(Extracted data entries)

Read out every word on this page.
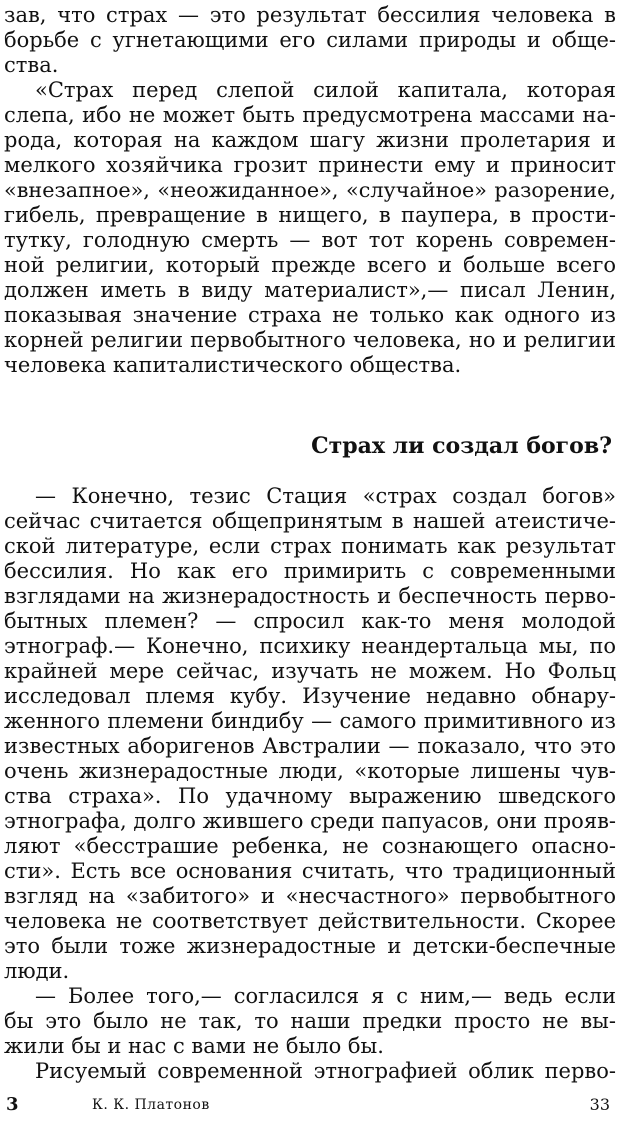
зав, что страх — это результат бессилия человека в
борьбе с угнетающими его силами природы и обще-
ства.
«Страх перед слепой силой капитала, которая
слепа, ибо не может быть предусмотрена массами на-
рода, которая на каждом шагу жизни пролетария и
мелкого хозяйчика грозит принести ему и приносит
«внезапное», «неожиданное», «случайное» разорение,
гибель, превращение в нищего, в паупера, в прости-
тутку, голодную смерть — вот тот корень современ-
ной религии, который прежде всего и больше всего
должен иметь в виду материалист»,— писал Ленин,
показывая значение страха не только как одного из
корней религии первобытного человека, но и религии
человека капиталистического общества.
Страх ли создал богов?
— Конечно, тезис Стация «страх создал богов»
сейчас считается общепринятым в нашей атеистиче-
ской литературе, если страх понимать как результат
бессилия. Но как его примирить с современными
взглядами на жизнерадостность и беспечность перво-
бытных племен? — спросил как-то меня молодой
этнограф.— Конечно, психику неандертальца мы, по
крайней мере сейчас, изучать не можем. Но Фольц
исследовал племя кубу. Изучение недавно обнару-
женного племени биндибу — самого примитивного из
известных аборигенов Австралии — показало, что это
очень жизнерадостные люди, «которые лишены чув-
ства страха». По удачному выражению шведского
этнографа, долго жившего среди папуасов, они прояв-
ляют «бесстрашие ребенка, не сознающего опасно-
сти». Есть все основания считать, что традиционный
взгляд на «забитого» и «несчастного» первобытного
человека не соответствует действительности. Скорее
это были тоже жизнерадостные и детски-беспечные
люди.
— Более того,— согласился я с ним,— ведь если
бы это было не так, то наши предки просто не вы-
жили бы и нас с вами не было бы.
Рисуемый современной этнографией облик перво-
3	К. К. Платонов	33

● **Task details**
Output all of the entries verbatim, leaving out any images.

● **The solution**
Read out every word on this page.
зав, что страх — это результат бессилия человека в
борьбе с угнетающими его силами природы и обще-
ства.
«Страх перед слепой силой капитала, которая
слепа, ибо не может быть предусмотрена массами на-
рода, которая на каждом шагу жизни пролетария и
мелкого хозяйчика грозит принести ему и приносит
«внезапное», «неожиданное», «случайное» разорение,
гибель, превращение в нищего, в паупера, в прости-
тутку, голодную смерть — вот тот корень современ-
ной религии, который прежде всего и больше всего
должен иметь в виду материалист»,— писал Ленин,
показывая значение страха не только как одного из
корней религии первобытного человека, но и религии
человека капиталистического общества.
Страх ли создал богов?
— Конечно, тезис Стация «страх создал богов»
сейчас считается общепринятым в нашей атеистиче-
ской литературе, если страх понимать как результат
бессилия. Но как его примирить с современными
взглядами на жизнерадостность и беспечность перво-
бытных племен? — спросил как-то меня молодой
этнограф.— Конечно, психику неандертальца мы, по
крайней мере сейчас, изучать не можем. Но Фольц
исследовал племя кубу. Изучение недавно обнару-
женного племени биндибу — самого примитивного из
известных аборигенов Австралии — показало, что это
очень жизнерадостные люди, «которые лишены чув-
ства страха». По удачному выражению шведского
этнографа, долго жившего среди папуасов, они прояв-
ляют «бесстрашие ребенка, не сознающего опасно-
сти». Есть все основания считать, что традиционный
взгляд на «забитого» и «несчастного» первобытного
человека не соответствует действительности. Скорее
это были тоже жизнерадостные и детски-беспечные
люди.
— Более того,— согласился я с ним,— ведь если
бы это было не так, то наши предки просто не вы-
жили бы и нас с вами не было бы.
Рисуемый современной этнографией облик перво-
3	К. К. Платонов	33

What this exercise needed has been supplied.